►

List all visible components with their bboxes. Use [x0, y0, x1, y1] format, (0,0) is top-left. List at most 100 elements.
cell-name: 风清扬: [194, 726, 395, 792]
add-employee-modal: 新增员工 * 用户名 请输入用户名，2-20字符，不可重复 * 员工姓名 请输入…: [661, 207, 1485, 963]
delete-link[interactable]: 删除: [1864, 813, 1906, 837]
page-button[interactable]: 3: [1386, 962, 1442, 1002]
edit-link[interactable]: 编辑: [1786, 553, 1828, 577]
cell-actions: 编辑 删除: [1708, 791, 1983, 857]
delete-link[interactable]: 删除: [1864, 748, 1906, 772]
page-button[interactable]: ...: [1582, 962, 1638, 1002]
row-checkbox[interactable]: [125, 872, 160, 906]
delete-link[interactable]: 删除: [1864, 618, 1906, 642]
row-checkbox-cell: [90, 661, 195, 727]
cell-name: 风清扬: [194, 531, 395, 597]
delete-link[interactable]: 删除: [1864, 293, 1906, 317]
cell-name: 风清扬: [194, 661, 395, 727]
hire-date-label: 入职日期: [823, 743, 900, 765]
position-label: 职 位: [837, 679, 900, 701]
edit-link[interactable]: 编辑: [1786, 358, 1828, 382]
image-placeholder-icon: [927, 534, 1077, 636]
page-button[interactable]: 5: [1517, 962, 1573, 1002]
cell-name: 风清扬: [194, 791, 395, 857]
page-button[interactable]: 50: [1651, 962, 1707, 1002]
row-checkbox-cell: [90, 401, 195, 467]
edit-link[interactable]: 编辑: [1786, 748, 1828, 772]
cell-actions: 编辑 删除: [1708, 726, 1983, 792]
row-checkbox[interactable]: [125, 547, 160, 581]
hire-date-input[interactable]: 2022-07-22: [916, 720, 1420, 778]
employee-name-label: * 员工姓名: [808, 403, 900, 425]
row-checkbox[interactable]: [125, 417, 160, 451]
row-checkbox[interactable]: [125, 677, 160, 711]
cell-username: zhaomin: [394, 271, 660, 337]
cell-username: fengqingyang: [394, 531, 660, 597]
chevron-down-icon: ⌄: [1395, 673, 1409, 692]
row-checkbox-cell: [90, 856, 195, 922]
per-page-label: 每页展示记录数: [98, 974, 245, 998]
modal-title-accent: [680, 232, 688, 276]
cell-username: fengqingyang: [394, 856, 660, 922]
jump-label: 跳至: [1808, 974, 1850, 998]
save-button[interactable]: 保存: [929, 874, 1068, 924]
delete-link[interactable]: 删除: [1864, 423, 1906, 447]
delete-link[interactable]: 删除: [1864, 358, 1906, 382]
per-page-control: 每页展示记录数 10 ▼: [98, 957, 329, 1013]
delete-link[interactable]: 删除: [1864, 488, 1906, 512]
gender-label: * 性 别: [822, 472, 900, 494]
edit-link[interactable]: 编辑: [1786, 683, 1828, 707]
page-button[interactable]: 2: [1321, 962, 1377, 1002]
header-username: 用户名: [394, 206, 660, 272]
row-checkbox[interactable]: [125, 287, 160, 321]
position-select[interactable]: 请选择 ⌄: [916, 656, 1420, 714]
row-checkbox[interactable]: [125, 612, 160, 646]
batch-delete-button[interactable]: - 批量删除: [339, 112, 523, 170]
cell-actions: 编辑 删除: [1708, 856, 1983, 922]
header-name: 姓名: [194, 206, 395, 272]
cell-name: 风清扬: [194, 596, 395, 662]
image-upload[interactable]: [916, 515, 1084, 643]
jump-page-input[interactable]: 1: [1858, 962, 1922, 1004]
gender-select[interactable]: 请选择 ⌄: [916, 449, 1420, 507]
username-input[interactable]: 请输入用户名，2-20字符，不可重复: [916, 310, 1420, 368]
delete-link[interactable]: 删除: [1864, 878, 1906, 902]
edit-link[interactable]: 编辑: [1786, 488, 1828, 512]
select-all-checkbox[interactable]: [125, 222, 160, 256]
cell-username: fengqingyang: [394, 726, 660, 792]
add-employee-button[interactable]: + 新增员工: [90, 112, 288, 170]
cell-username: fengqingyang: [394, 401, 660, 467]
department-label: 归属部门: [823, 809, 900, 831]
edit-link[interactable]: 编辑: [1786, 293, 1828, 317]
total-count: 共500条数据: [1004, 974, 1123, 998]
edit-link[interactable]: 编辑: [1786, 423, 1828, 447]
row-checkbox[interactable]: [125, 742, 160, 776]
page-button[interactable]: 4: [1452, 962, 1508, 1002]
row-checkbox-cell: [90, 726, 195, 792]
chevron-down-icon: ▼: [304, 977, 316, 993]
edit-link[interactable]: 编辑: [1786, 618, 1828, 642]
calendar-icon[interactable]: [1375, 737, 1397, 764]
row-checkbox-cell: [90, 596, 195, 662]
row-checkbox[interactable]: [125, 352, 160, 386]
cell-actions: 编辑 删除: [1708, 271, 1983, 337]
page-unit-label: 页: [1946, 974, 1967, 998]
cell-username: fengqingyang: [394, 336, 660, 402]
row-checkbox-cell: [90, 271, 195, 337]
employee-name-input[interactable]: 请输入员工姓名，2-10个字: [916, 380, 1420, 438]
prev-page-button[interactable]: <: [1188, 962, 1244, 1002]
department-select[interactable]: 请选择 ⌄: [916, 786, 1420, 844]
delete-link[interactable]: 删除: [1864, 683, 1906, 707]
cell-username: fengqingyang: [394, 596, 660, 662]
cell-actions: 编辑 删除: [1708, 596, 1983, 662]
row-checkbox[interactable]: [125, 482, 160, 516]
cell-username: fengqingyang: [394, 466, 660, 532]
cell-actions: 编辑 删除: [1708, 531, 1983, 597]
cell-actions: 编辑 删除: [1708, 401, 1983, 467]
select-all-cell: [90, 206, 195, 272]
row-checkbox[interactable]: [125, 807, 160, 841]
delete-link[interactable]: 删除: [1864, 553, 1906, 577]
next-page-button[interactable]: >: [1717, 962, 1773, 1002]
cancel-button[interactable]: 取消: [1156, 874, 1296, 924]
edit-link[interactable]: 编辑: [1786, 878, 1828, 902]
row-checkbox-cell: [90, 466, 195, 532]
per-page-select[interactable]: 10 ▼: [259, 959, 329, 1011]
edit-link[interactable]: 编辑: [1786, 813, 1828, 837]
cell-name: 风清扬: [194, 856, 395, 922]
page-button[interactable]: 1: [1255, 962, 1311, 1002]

◄

• _Instruções de trabalho_
Coloque as linhas do material acima em uma tabela Markdown com as colunas Nº e Conteúdo, numerando cada linha e deixando de fora as linhas em branco.

• _A resposta_
| Nº | Conteúdo |
|---|---|
| 1 | List all visible components with their bboxes. Use [x0, y0, x1, y1] format, (0,0) is top-left. List at most 100 elements. |
| 2 | cell-name: 风清扬: [194, 726, 395, 792] |
| 3 | add-employee-modal: 新增员工 * 用户名 请输入用户名，2-20字符，不可重复 * 员工姓名 请输入…: [661, 207, 1485, 963] |
| 4 | delete-link[interactable]: 删除: [1864, 813, 1906, 837] |
| 5 | page-button[interactable]: 3: [1386, 962, 1442, 1002] |
| 6 | edit-link[interactable]: 编辑: [1786, 553, 1828, 577] |
| 7 | cell-actions: 编辑 删除: [1708, 791, 1983, 857] |
| 8 | delete-link[interactable]: 删除: [1864, 748, 1906, 772] |
| 9 | page-button[interactable]: ...: [1582, 962, 1638, 1002] |
| 10 | row-checkbox[interactable]: [125, 872, 160, 906] |
| 11 | delete-link[interactable]: 删除: [1864, 618, 1906, 642] |
| 12 | row-checkbox-cell: [90, 661, 195, 727] |
| 13 | cell-name: 风清扬: [194, 531, 395, 597] |
| 14 | delete-link[interactable]: 删除: [1864, 293, 1906, 317] |
| 15 | cell-name: 风清扬: [194, 661, 395, 727] |
| 16 | hire-date-label: 入职日期: [823, 743, 900, 765] |
| 17 | position-label: 职 位: [837, 679, 900, 701] |
| 18 | edit-link[interactable]: 编辑: [1786, 358, 1828, 382] |
| 19 | image-placeholder-icon: [927, 534, 1077, 636] |
| 20 | page-button[interactable]: 5: [1517, 962, 1573, 1002] |
| 21 | cell-name: 风清扬: [194, 791, 395, 857] |
| 22 | page-button[interactable]: 50: [1651, 962, 1707, 1002] |
| 23 | row-checkbox-cell: [90, 401, 195, 467] |
| 24 | edit-link[interactable]: 编辑: [1786, 748, 1828, 772] |
| 25 | cell-actions: 编辑 删除: [1708, 726, 1983, 792] |
| 26 | row-checkbox[interactable]: [125, 547, 160, 581] |
| 27 | hire-date-input[interactable]: 2022-07-22: [916, 720, 1420, 778] |
| 28 | employee-name-label: * 员工姓名: [808, 403, 900, 425] |
| 29 | row-checkbox[interactable]: [125, 417, 160, 451] |
| 30 | row-checkbox[interactable]: [125, 677, 160, 711] |
| 31 | cell-username: zhaomin: [394, 271, 660, 337] |
| 32 | cell-username: fengqingyang: [394, 531, 660, 597] |
| 33 | chevron-down-icon: ⌄: [1395, 673, 1409, 692] |
| 34 | row-checkbox-cell: [90, 856, 195, 922] |
| 35 | per-page-label: 每页展示记录数: [98, 974, 245, 998] |
| 36 | modal-title-accent: [680, 232, 688, 276] |
| 37 | cell-username: fengqingyang: [394, 856, 660, 922] |
| 38 | jump-label: 跳至: [1808, 974, 1850, 998] |
| 39 | save-button[interactable]: 保存: [929, 874, 1068, 924] |
| 40 | delete-link[interactable]: 删除: [1864, 423, 1906, 447] |
| 41 | delete-link[interactable]: 删除: [1864, 358, 1906, 382] |
| 42 | per-page-control: 每页展示记录数 10 ▼: [98, 957, 329, 1013] |
| 43 | delete-link[interactable]: 删除: [1864, 488, 1906, 512] |
| 44 | gender-label: * 性 别: [822, 472, 900, 494] |
| 45 | edit-link[interactable]: 编辑: [1786, 683, 1828, 707] |
| 46 | page-button[interactable]: 2: [1321, 962, 1377, 1002] |
| 47 | header-username: 用户名: [394, 206, 660, 272] |
| 48 | row-checkbox[interactable]: [125, 287, 160, 321] |
| 49 | position-select[interactable]: 请选择 ⌄: [916, 656, 1420, 714] |
| 50 | row-checkbox[interactable]: [125, 612, 160, 646] |
| 51 | batch-delete-button[interactable]: - 批量删除: [339, 112, 523, 170] |
| 52 | cell-actions: 编辑 删除: [1708, 856, 1983, 922] |
| 53 | header-name: 姓名: [194, 206, 395, 272] |
| 54 | cell-name: 风清扬: [194, 596, 395, 662] |
| 55 | image-upload[interactable]: [916, 515, 1084, 643] |
| 56 | jump-page-input[interactable]: 1: [1858, 962, 1922, 1004] |
| 57 | gender-select[interactable]: 请选择 ⌄: [916, 449, 1420, 507] |
| 58 | username-input[interactable]: 请输入用户名，2-20字符，不可重复: [916, 310, 1420, 368] |
| 59 | delete-link[interactable]: 删除: [1864, 878, 1906, 902] |
| 60 | edit-link[interactable]: 编辑: [1786, 488, 1828, 512] |
| 61 | select-all-checkbox[interactable]: [125, 222, 160, 256] |
| 62 | cell-username: fengqingyang: [394, 726, 660, 792] |
| 63 | add-employee-button[interactable]: + 新增员工: [90, 112, 288, 170] |
| 64 | cell-username: fengqingyang: [394, 401, 660, 467] |
| 65 | department-label: 归属部门: [823, 809, 900, 831] |
| 66 | edit-link[interactable]: 编辑: [1786, 293, 1828, 317] |
| 67 | total-count: 共500条数据: [1004, 974, 1123, 998] |
| 68 | edit-link[interactable]: 编辑: [1786, 423, 1828, 447] |
| 69 | row-checkbox[interactable]: [125, 742, 160, 776] |
| 70 | page-button[interactable]: 4: [1452, 962, 1508, 1002] |
| 71 | row-checkbox-cell: [90, 726, 195, 792] |
| 72 | chevron-down-icon: ▼: [304, 977, 316, 993] |
| 73 | edit-link[interactable]: 编辑: [1786, 618, 1828, 642] |
| 74 | calendar-icon[interactable]: [1375, 737, 1397, 764] |
| 75 | row-checkbox-cell: [90, 596, 195, 662] |
| 76 | row-checkbox[interactable]: [125, 352, 160, 386] |
| 77 | cell-actions: 编辑 删除: [1708, 271, 1983, 337] |
| 78 | page-unit-label: 页: [1946, 974, 1967, 998] |
| 79 | cell-username: fengqingyang: [394, 336, 660, 402] |
| 80 | row-checkbox-cell: [90, 271, 195, 337] |
| 81 | employee-name-input[interactable]: 请输入员工姓名，2-10个字: [916, 380, 1420, 438] |
| 82 | prev-page-button[interactable]: <: [1188, 962, 1244, 1002] |
| 83 | department-select[interactable]: 请选择 ⌄: [916, 786, 1420, 844] |
| 84 | delete-link[interactable]: 删除: [1864, 683, 1906, 707] |
| 85 | cell-username: fengqingyang: [394, 596, 660, 662] |
| 86 | cell-actions: 编辑 删除: [1708, 596, 1983, 662] |
| 87 | row-checkbox[interactable]: [125, 482, 160, 516] |
| 88 | cell-username: fengqingyang: [394, 466, 660, 532] |
| 89 | cell-actions: 编辑 删除: [1708, 531, 1983, 597] |
| 90 | cell-actions: 编辑 删除: [1708, 401, 1983, 467] |
| 91 | select-all-cell: [90, 206, 195, 272] |
| 92 | row-checkbox[interactable]: [125, 807, 160, 841] |
| 93 | delete-link[interactable]: 删除: [1864, 553, 1906, 577] |
| 94 | next-page-button[interactable]: >: [1717, 962, 1773, 1002] |
| 95 | cancel-button[interactable]: 取消: [1156, 874, 1296, 924] |
| 96 | edit-link[interactable]: 编辑: [1786, 878, 1828, 902] |
| 97 | row-checkbox-cell: [90, 466, 195, 532] |
| 98 | per-page-select[interactable]: 10 ▼: [259, 959, 329, 1011] |
| 99 | edit-link[interactable]: 编辑: [1786, 813, 1828, 837] |
| 100 | cell-name: 风清扬: [194, 856, 395, 922] |
| 101 | page-button[interactable]: 1: [1255, 962, 1311, 1002] |